TO BE DONE -
Rewrite the items below as a numbered list, starting with the first line and going on through the line with "sidebar-item-component[interactable]: Component —". Leave out any blank lines.

INFORMATION PROVIDED -
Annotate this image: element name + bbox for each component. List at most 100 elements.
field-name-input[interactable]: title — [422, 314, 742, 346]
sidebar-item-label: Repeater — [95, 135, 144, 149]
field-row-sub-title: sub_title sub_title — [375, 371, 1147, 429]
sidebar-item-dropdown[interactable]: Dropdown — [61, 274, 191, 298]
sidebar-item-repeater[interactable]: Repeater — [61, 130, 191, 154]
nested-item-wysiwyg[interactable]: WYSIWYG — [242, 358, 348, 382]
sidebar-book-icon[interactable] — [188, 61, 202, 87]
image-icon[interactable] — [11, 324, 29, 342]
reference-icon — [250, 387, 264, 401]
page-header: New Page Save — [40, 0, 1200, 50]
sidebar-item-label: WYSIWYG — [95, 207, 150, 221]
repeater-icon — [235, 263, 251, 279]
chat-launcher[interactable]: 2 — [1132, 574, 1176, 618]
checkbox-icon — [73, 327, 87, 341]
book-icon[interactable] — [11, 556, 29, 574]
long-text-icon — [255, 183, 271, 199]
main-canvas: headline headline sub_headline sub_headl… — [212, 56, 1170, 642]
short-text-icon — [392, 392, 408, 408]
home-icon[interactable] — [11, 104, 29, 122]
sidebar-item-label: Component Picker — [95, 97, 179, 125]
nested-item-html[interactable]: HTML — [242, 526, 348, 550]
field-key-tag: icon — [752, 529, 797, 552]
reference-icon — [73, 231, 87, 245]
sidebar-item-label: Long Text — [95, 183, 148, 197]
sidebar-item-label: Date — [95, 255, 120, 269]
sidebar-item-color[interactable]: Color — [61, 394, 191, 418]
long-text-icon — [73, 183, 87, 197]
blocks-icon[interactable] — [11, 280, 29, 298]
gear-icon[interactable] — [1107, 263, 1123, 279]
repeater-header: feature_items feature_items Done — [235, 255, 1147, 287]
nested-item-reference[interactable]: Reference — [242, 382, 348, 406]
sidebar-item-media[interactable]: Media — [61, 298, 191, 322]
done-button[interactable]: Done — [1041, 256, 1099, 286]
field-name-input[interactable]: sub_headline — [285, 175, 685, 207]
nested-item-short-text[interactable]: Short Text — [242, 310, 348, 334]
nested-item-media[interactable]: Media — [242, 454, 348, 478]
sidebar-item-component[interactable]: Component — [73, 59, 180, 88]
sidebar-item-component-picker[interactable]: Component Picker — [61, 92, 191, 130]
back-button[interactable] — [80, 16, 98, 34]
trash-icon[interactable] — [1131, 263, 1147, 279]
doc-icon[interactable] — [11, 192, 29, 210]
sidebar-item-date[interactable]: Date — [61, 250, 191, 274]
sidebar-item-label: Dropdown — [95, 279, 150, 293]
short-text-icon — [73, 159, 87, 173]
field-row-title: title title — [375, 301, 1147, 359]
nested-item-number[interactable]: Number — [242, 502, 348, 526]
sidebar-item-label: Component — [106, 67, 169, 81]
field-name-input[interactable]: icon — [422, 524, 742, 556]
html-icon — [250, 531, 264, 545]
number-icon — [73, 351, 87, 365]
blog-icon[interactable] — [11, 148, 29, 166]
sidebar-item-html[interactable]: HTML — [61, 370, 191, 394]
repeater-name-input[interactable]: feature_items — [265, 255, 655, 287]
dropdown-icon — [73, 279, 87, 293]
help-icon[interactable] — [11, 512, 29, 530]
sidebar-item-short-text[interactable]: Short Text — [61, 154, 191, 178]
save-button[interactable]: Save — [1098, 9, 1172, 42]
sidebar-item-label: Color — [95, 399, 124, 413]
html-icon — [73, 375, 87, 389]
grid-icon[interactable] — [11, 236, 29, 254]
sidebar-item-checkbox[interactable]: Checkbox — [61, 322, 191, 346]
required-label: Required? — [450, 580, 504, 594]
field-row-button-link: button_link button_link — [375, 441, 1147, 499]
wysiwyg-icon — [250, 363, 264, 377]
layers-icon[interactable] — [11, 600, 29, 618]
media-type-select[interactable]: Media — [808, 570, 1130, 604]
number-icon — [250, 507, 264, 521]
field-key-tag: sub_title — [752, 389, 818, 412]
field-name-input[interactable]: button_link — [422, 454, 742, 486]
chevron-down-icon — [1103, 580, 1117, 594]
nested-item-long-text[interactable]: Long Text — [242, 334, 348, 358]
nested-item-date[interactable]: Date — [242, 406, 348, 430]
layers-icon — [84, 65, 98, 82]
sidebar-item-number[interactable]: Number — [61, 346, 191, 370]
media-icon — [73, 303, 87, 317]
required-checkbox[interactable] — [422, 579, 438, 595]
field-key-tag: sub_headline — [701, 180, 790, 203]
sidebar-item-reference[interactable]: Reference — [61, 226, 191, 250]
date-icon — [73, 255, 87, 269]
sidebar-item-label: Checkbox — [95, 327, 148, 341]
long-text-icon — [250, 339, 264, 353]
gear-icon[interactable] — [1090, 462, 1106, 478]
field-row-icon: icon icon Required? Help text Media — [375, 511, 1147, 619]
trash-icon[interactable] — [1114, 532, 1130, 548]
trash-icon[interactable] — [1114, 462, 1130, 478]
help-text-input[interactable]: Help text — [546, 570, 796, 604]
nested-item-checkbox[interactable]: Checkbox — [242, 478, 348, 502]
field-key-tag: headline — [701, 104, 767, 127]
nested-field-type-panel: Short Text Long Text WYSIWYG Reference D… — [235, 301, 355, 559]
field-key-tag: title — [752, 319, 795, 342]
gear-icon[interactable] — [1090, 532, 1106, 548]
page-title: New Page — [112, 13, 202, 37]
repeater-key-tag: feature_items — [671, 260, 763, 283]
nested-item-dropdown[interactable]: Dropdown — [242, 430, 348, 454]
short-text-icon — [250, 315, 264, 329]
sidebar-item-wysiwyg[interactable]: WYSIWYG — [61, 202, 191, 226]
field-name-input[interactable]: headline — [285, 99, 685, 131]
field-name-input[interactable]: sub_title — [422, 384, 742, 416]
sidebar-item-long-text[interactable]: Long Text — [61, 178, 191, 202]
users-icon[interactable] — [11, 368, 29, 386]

SOLUTION TO THE PROBLEM -
1. Annotate this image: element name + bbox for each component. List at most 100 elements.
2. field-name-input[interactable]: title — [422, 314, 742, 346]
3. sidebar-item-label: Repeater — [95, 135, 144, 149]
4. field-row-sub-title: sub_title sub_title — [375, 371, 1147, 429]
5. sidebar-item-dropdown[interactable]: Dropdown — [61, 274, 191, 298]
6. sidebar-item-repeater[interactable]: Repeater — [61, 130, 191, 154]
7. nested-item-wysiwyg[interactable]: WYSIWYG — [242, 358, 348, 382]
8. sidebar-book-icon[interactable] — [188, 61, 202, 87]
9. image-icon[interactable] — [11, 324, 29, 342]
10. reference-icon — [250, 387, 264, 401]
11. page-header: New Page Save — [40, 0, 1200, 50]
12. sidebar-item-label: WYSIWYG — [95, 207, 150, 221]
13. repeater-icon — [235, 263, 251, 279]
14. chat-launcher[interactable]: 2 — [1132, 574, 1176, 618]
15. checkbox-icon — [73, 327, 87, 341]
16. book-icon[interactable] — [11, 556, 29, 574]
17. long-text-icon — [255, 183, 271, 199]
18. main-canvas: headline headline sub_headline sub_headl… — [212, 56, 1170, 642]
19. short-text-icon — [392, 392, 408, 408]
20. home-icon[interactable] — [11, 104, 29, 122]
21. sidebar-item-label: Component Picker — [95, 97, 179, 125]
22. nested-item-html[interactable]: HTML — [242, 526, 348, 550]
23. field-key-tag: icon — [752, 529, 797, 552]
24. reference-icon — [73, 231, 87, 245]
25. sidebar-item-label: Long Text — [95, 183, 148, 197]
26. sidebar-item-label: Date — [95, 255, 120, 269]
27. sidebar-item-color[interactable]: Color — [61, 394, 191, 418]
28. long-text-icon — [73, 183, 87, 197]
29. blocks-icon[interactable] — [11, 280, 29, 298]
30. gear-icon[interactable] — [1107, 263, 1123, 279]
31. repeater-header: feature_items feature_items Done — [235, 255, 1147, 287]
32. nested-item-reference[interactable]: Reference — [242, 382, 348, 406]
33. sidebar-item-media[interactable]: Media — [61, 298, 191, 322]
34. done-button[interactable]: Done — [1041, 256, 1099, 286]
35. field-name-input[interactable]: sub_headline — [285, 175, 685, 207]
36. nested-item-short-text[interactable]: Short Text — [242, 310, 348, 334]
37. nested-item-media[interactable]: Media — [242, 454, 348, 478]
38. sidebar-item-component[interactable]: Component — [73, 59, 180, 88]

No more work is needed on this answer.